___ Listed entries

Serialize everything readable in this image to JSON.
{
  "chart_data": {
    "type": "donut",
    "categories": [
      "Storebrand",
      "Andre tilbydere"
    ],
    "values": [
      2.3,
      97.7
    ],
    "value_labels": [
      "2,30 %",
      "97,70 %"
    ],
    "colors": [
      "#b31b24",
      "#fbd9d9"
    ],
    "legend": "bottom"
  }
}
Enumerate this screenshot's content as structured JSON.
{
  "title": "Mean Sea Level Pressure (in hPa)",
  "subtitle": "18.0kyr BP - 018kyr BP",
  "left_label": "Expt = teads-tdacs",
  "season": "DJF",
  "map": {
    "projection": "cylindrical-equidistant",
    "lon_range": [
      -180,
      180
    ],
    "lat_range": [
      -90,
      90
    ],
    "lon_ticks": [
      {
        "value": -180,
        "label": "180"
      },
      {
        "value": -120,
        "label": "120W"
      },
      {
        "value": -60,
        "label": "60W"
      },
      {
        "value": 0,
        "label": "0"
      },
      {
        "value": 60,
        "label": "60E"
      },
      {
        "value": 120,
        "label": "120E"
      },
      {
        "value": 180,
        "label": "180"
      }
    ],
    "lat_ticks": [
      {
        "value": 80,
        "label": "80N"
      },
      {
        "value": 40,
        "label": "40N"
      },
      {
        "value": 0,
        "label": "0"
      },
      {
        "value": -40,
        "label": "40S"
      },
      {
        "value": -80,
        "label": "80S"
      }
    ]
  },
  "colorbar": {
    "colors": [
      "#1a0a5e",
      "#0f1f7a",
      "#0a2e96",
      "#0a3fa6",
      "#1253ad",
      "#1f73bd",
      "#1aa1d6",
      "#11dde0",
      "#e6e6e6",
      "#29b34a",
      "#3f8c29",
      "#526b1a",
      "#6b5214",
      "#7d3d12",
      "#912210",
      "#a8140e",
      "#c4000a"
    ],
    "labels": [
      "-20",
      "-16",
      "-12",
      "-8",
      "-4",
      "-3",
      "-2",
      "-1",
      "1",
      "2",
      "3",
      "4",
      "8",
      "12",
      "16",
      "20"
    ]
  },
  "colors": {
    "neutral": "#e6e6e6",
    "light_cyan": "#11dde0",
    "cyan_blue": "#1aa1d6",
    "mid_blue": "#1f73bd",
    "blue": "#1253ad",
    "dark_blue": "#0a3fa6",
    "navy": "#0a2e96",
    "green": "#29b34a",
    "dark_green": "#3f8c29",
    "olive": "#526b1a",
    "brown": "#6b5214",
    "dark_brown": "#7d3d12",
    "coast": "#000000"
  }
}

______

Copy all the lines, exactly.

- Task solution:
Serialize everything readable in this image to JSON.
{
  "chart_data": {
    "type": "donut",
    "categories": [
      "Storebrand",
      "Andre tilbydere"
    ],
    "values": [
      2.3,
      97.7
    ],
    "value_labels": [
      "2,30 %",
      "97,70 %"
    ],
    "colors": [
      "#b31b24",
      "#fbd9d9"
    ],
    "legend": "bottom"
  }
}
Enumerate this screenshot's content as structured JSON.
{
  "title": "Mean Sea Level Pressure (in hPa)",
  "subtitle": "18.0kyr BP - 018kyr BP",
  "left_label": "Expt = teads-tdacs",
  "season": "DJF",
  "map": {
    "projection": "cylindrical-equidistant",
    "lon_range": [
      -180,
      180
    ],
    "lat_range": [
      -90,
      90
    ],
    "lon_ticks": [
      {
        "value": -180,
        "label": "180"
      },
      {
        "value": -120,
        "label": "120W"
      },
      {
        "value": -60,
        "label": "60W"
      },
      {
        "value": 0,
        "label": "0"
      },
      {
        "value": 60,
        "label": "60E"
      },
      {
        "value": 120,
        "label": "120E"
      },
      {
        "value": 180,
        "label": "180"
      }
    ],
    "lat_ticks": [
      {
        "value": 80,
        "label": "80N"
      },
      {
        "value": 40,
        "label": "40N"
      },
      {
        "value": 0,
        "label": "0"
      },
      {
        "value": -40,
        "label": "40S"
      },
      {
        "value": -80,
        "label": "80S"
      }
    ]
  },
  "colorbar": {
    "colors": [
      "#1a0a5e",
      "#0f1f7a",
      "#0a2e96",
      "#0a3fa6",
      "#1253ad",
      "#1f73bd",
      "#1aa1d6",
      "#11dde0",
      "#e6e6e6",
      "#29b34a",
      "#3f8c29",
      "#526b1a",
      "#6b5214",
      "#7d3d12",
      "#912210",
      "#a8140e",
      "#c4000a"
    ],
    "labels": [
      "-20",
      "-16",
      "-12",
      "-8",
      "-4",
      "-3",
      "-2",
      "-1",
      "1",
      "2",
      "3",
      "4",
      "8",
      "12",
      "16",
      "20"
    ]
  },
  "colors": {
    "neutral": "#e6e6e6",
    "light_cyan": "#11dde0",
    "cyan_blue": "#1aa1d6",
    "mid_blue": "#1f73bd",
    "blue": "#1253ad",
    "dark_blue": "#0a3fa6",
    "navy": "#0a2e96",
    "green": "#29b34a",
    "dark_green": "#3f8c29",
    "olive": "#526b1a",
    "brown": "#6b5214",
    "dark_brown": "#7d3d12",
    "coast": "#000000"
  }
}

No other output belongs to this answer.